>> start

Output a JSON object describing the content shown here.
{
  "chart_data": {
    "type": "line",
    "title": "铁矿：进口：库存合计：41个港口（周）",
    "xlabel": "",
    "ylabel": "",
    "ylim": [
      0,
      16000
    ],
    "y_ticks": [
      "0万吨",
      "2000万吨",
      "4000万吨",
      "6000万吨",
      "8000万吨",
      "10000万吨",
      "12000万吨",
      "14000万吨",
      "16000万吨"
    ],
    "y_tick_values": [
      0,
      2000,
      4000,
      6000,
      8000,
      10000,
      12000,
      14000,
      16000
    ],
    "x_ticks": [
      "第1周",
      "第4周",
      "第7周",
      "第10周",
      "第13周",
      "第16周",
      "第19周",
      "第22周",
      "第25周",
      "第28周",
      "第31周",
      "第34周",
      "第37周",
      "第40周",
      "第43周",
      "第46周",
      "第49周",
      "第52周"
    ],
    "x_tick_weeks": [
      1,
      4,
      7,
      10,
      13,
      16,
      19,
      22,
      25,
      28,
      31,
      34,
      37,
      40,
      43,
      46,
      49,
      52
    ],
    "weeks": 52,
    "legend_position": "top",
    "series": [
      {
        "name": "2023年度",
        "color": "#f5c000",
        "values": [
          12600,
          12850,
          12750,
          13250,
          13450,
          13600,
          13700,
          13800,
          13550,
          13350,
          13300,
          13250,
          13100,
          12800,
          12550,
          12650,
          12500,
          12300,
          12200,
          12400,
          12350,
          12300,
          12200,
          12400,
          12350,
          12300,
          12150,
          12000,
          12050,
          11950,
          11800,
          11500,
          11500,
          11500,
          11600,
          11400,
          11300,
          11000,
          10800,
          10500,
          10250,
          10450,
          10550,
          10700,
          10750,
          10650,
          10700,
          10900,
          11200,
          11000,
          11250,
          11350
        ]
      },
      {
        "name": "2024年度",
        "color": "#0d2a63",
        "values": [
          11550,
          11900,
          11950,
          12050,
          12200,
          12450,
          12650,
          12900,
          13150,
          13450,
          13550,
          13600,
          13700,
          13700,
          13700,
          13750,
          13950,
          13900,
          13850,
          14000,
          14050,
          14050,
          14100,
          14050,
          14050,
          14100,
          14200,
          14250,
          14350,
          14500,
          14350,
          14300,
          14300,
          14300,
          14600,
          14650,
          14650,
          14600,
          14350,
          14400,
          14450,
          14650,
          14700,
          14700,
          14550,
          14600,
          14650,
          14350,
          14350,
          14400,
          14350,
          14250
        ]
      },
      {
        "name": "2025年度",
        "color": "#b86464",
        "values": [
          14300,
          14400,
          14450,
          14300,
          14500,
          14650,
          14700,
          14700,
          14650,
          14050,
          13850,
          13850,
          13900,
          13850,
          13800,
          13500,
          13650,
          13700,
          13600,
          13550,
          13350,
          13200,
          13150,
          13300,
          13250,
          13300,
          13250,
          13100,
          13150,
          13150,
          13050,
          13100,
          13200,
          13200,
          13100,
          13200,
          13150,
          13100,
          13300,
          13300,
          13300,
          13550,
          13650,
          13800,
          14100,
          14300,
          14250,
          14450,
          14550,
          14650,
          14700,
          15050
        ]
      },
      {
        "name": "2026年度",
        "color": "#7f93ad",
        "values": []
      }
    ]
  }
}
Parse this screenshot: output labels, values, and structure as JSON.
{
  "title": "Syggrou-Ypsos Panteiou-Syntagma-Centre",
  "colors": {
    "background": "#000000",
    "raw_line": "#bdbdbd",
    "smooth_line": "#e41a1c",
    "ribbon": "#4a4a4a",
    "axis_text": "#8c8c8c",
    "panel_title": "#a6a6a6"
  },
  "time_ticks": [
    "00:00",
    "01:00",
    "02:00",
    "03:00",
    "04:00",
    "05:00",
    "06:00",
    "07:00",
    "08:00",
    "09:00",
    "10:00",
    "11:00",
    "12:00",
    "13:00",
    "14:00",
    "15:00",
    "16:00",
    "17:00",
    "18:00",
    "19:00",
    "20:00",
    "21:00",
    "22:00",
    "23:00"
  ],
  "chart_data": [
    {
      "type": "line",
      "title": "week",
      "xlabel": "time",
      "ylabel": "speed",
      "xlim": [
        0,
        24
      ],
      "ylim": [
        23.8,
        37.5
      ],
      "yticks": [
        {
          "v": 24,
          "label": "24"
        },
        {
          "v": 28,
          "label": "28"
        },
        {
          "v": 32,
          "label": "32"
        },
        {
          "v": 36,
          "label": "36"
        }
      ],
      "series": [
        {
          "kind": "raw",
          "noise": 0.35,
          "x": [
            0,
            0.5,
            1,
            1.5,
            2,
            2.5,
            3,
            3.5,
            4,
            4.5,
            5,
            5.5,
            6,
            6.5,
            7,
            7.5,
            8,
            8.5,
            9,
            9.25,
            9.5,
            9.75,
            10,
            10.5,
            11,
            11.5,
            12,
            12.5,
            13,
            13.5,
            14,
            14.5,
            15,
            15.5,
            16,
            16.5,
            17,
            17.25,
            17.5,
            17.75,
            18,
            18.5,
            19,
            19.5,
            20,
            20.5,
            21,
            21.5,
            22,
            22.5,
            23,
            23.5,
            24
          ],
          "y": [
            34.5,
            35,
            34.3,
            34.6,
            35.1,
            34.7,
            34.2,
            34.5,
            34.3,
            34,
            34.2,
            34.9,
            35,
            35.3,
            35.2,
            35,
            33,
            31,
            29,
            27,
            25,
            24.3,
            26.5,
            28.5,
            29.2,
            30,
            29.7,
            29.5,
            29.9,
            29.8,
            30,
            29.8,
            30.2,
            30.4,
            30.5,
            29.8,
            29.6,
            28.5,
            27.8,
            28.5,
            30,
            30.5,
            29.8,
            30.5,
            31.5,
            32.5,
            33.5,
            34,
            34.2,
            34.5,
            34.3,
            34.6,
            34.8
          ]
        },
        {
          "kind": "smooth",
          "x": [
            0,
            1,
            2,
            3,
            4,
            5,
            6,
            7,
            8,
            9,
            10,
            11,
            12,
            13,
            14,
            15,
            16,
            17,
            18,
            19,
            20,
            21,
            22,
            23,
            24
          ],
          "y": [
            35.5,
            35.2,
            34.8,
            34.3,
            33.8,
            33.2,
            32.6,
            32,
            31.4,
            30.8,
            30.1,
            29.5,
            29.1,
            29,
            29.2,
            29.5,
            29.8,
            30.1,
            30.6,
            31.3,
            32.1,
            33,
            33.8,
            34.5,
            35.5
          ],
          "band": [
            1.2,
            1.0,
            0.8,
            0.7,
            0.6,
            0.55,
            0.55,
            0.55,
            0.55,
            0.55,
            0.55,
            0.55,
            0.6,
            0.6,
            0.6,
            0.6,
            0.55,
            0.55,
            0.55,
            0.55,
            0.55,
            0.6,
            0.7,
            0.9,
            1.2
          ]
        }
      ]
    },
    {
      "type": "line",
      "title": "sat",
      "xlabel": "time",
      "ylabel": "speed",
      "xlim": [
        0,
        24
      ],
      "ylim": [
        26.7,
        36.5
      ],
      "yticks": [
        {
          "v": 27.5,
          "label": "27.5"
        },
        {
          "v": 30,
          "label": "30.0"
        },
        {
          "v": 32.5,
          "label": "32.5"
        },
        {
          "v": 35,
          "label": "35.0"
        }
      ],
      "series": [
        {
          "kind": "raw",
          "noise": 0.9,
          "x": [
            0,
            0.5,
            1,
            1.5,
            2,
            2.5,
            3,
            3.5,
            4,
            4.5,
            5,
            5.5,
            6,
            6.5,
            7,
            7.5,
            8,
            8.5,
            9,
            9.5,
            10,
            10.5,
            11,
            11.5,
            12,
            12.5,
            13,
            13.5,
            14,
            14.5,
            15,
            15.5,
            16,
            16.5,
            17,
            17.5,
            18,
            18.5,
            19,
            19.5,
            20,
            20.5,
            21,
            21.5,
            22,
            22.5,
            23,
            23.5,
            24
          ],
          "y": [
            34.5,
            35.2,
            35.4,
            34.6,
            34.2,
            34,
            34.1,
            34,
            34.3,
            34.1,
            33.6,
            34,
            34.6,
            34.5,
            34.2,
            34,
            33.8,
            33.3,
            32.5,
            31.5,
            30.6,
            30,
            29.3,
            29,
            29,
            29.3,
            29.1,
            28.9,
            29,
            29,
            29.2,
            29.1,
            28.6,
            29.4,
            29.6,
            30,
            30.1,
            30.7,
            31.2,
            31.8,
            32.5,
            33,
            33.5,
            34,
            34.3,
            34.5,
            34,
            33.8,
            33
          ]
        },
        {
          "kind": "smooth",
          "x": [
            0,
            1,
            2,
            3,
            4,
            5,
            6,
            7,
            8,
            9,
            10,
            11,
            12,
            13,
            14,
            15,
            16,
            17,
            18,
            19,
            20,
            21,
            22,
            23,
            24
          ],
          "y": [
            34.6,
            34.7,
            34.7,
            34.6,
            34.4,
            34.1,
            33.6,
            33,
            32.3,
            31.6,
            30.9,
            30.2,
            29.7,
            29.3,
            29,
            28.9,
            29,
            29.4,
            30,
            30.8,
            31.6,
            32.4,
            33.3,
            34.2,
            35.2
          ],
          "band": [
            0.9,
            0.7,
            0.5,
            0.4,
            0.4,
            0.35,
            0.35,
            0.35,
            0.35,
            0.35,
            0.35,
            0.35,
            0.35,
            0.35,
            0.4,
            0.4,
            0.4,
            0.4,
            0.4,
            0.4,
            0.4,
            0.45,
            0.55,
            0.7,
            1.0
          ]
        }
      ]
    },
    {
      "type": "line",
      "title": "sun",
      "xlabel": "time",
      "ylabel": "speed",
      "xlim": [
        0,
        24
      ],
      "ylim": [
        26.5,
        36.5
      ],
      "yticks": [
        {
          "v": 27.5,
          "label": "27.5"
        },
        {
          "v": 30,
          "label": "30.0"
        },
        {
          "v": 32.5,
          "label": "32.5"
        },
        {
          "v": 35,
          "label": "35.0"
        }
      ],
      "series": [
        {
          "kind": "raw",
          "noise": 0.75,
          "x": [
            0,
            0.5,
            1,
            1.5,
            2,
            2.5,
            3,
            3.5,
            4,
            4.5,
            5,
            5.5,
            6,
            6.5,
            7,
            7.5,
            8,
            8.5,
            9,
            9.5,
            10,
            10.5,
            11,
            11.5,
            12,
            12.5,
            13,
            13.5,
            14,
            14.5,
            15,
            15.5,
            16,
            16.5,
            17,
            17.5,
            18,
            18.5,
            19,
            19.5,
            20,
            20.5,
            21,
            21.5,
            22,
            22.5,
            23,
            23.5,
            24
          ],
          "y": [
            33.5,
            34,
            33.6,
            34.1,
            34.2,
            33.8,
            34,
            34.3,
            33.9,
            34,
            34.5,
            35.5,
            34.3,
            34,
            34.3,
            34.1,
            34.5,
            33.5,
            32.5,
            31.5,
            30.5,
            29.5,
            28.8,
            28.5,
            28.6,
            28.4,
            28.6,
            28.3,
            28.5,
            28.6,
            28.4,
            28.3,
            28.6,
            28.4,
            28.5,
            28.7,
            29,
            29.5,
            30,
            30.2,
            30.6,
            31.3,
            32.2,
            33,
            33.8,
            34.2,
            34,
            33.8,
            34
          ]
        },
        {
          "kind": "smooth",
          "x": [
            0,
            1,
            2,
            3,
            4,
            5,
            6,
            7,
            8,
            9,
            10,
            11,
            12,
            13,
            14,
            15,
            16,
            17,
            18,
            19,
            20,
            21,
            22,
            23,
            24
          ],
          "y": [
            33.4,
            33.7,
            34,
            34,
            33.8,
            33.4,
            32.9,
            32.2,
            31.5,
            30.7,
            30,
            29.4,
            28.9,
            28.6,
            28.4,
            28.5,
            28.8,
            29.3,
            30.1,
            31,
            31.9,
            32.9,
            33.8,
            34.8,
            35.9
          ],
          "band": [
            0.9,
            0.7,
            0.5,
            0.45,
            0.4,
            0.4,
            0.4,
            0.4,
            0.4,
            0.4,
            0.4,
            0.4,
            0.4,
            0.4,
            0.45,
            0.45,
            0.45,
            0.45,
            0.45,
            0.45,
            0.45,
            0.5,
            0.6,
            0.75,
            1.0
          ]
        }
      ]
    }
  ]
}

>> end

_CHALLENGE_
Report back each line of the entries that holds the string "name".

_ANSWER TO THE PROBLEM_
        "name": "2023年度",
        "name": "2024年度",
        "name": "2025年度",
        "name": "2026年度",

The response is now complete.